— WORK TO COMPLETE —
Return each line of the records with nothing changed, pictures excepted.

— DATA —
********************

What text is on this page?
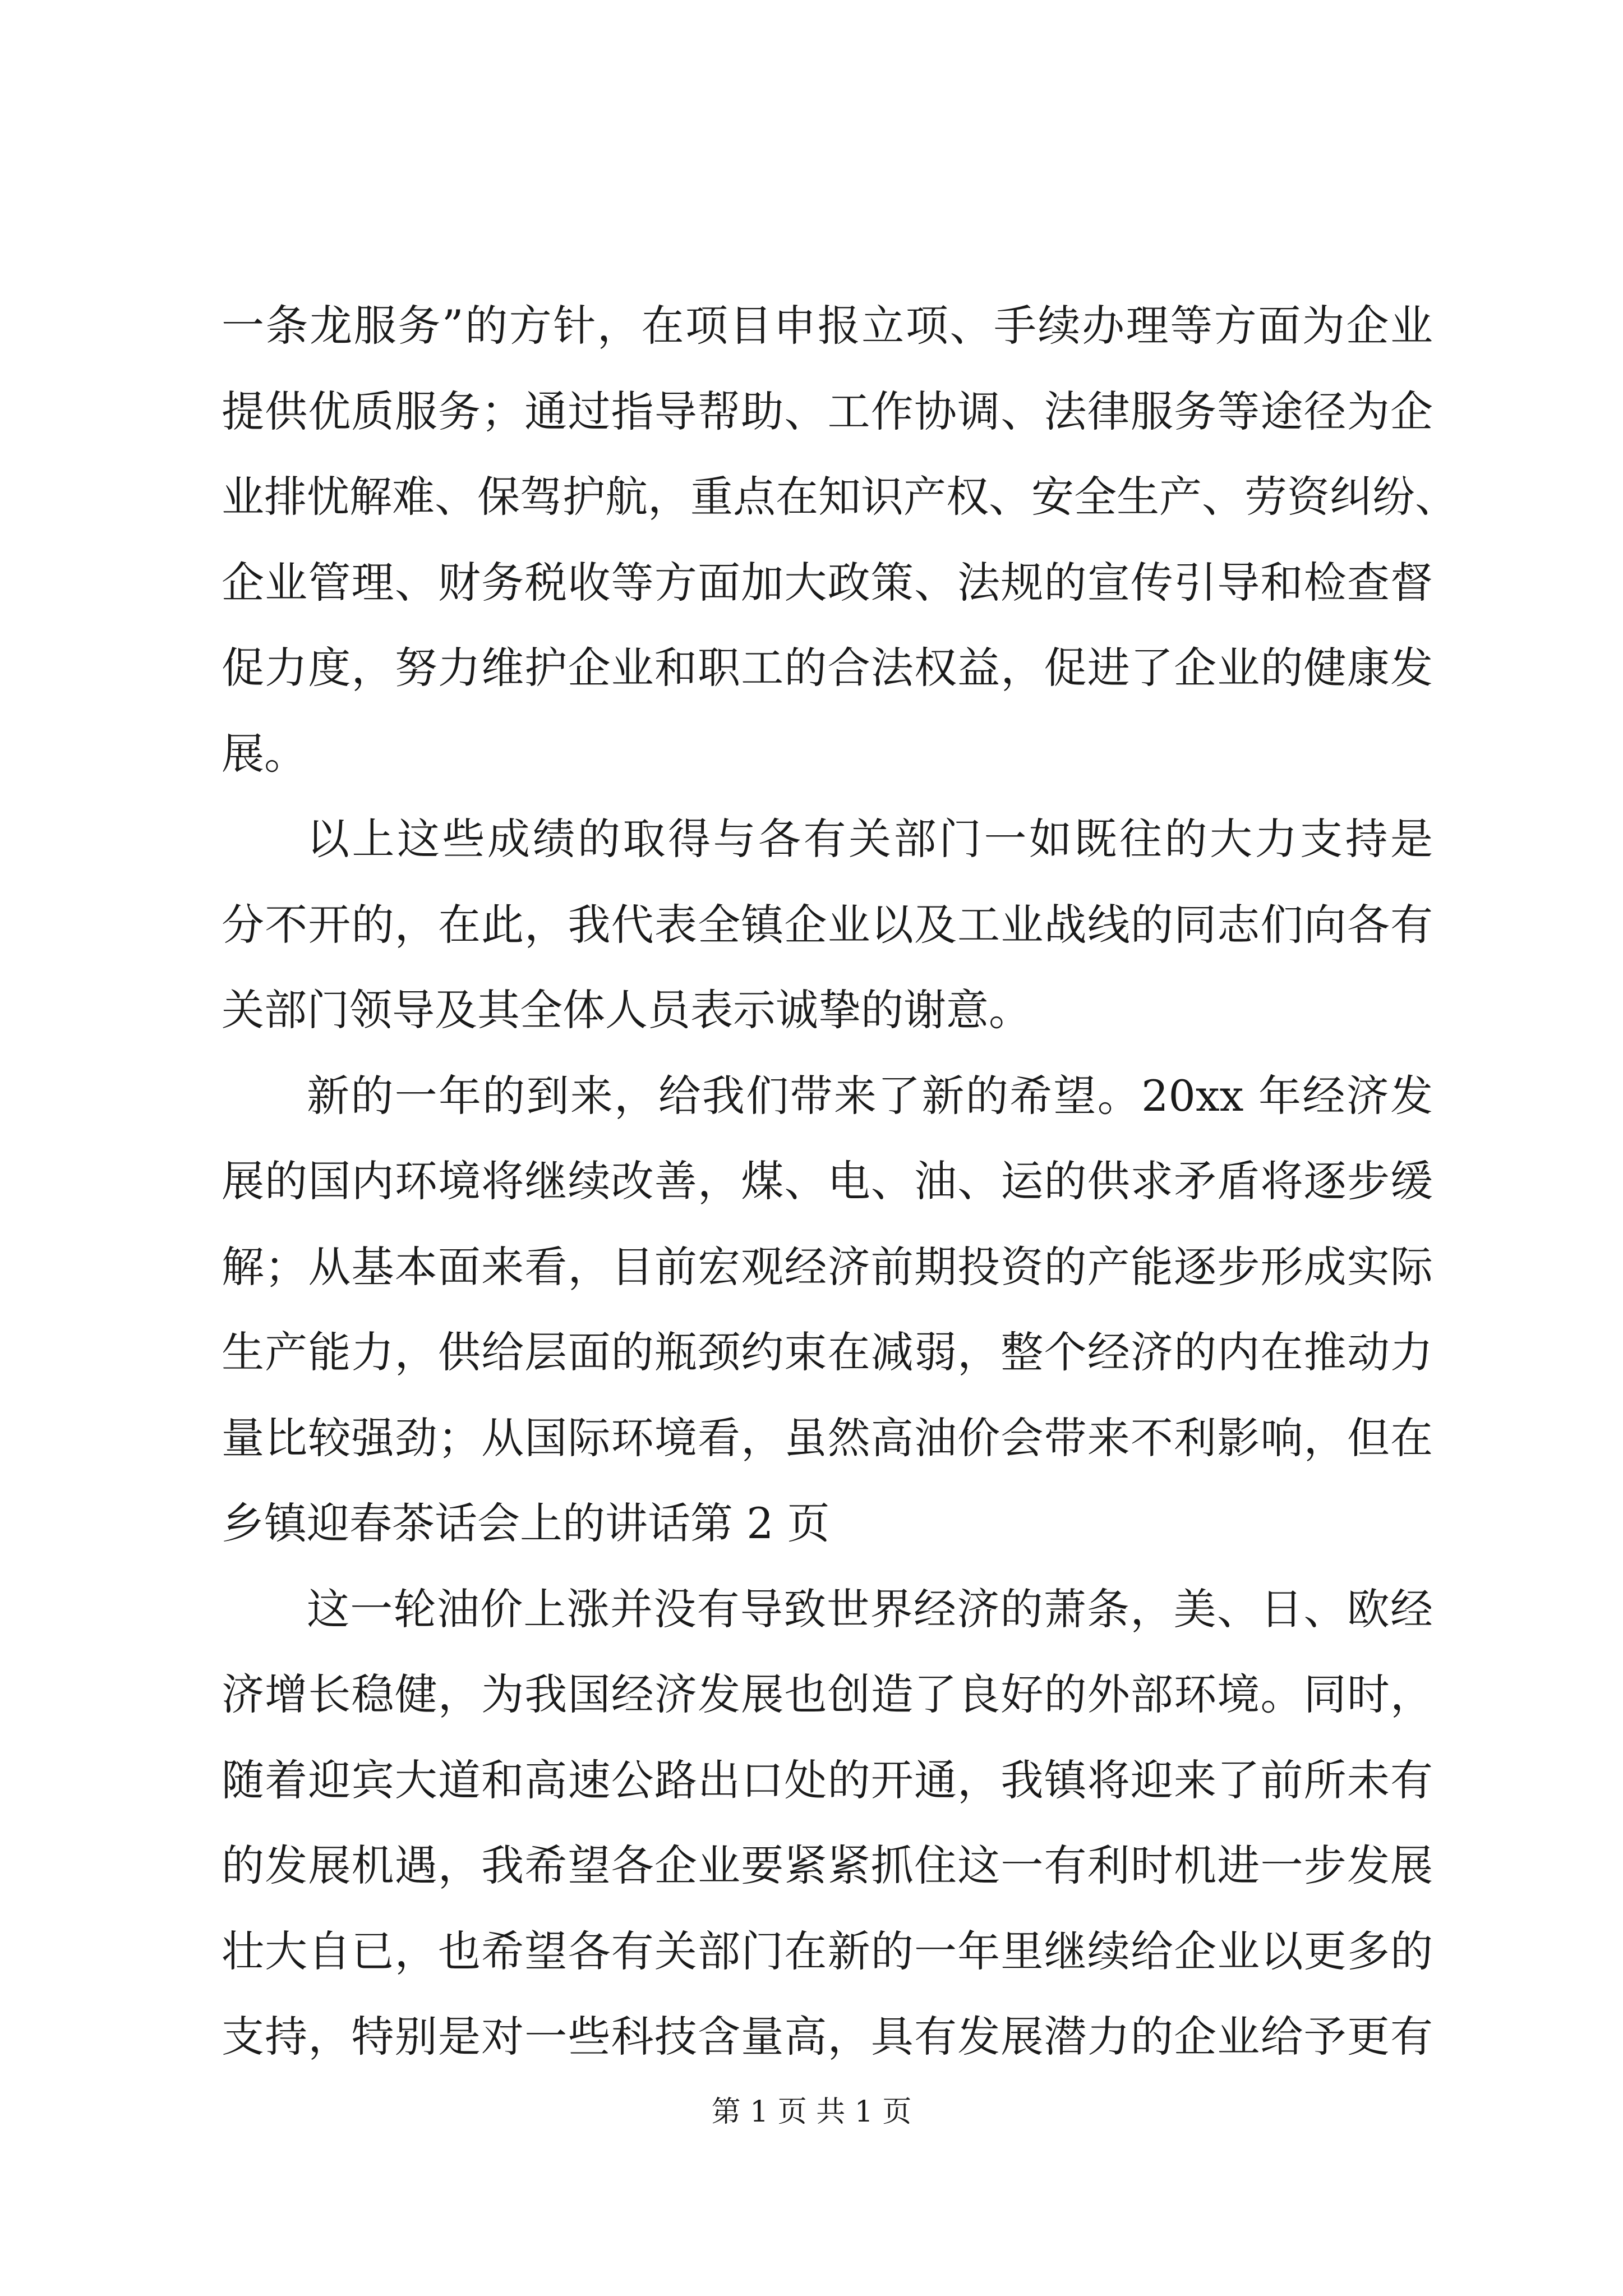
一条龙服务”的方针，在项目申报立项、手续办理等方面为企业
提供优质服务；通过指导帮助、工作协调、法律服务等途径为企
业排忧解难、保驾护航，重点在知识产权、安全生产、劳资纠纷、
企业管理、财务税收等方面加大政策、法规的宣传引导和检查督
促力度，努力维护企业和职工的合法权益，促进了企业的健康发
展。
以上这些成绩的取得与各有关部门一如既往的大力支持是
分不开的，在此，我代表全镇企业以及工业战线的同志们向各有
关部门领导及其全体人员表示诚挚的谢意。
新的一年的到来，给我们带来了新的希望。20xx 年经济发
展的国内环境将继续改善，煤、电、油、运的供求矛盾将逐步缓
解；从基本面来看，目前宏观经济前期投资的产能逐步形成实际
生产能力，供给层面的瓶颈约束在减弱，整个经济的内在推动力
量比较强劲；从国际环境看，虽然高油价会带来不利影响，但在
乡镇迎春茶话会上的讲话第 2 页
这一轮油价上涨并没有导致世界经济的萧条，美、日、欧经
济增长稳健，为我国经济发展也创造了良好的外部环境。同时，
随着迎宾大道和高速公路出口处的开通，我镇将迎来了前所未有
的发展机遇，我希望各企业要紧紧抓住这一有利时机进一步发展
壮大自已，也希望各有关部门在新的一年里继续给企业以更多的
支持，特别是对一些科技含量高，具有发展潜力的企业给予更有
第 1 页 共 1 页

********************

— OUTPUT FOR THIS TASK —
What text is on this page?
一条龙服务”的方针，在项目申报立项、手续办理等方面为企业
提供优质服务；通过指导帮助、工作协调、法律服务等途径为企
业排忧解难、保驾护航，重点在知识产权、安全生产、劳资纠纷、
企业管理、财务税收等方面加大政策、法规的宣传引导和检查督
促力度，努力维护企业和职工的合法权益，促进了企业的健康发
展。
以上这些成绩的取得与各有关部门一如既往的大力支持是
分不开的，在此，我代表全镇企业以及工业战线的同志们向各有
关部门领导及其全体人员表示诚挚的谢意。
新的一年的到来，给我们带来了新的希望。20xx 年经济发
展的国内环境将继续改善，煤、电、油、运的供求矛盾将逐步缓
解；从基本面来看，目前宏观经济前期投资的产能逐步形成实际
生产能力，供给层面的瓶颈约束在减弱，整个经济的内在推动力
量比较强劲；从国际环境看，虽然高油价会带来不利影响，但在
乡镇迎春茶话会上的讲话第 2 页
这一轮油价上涨并没有导致世界经济的萧条，美、日、欧经
济增长稳健，为我国经济发展也创造了良好的外部环境。同时，
随着迎宾大道和高速公路出口处的开通，我镇将迎来了前所未有
的发展机遇，我希望各企业要紧紧抓住这一有利时机进一步发展
壮大自已，也希望各有关部门在新的一年里继续给企业以更多的
支持，特别是对一些科技含量高，具有发展潜力的企业给予更有
第 1 页 共 1 页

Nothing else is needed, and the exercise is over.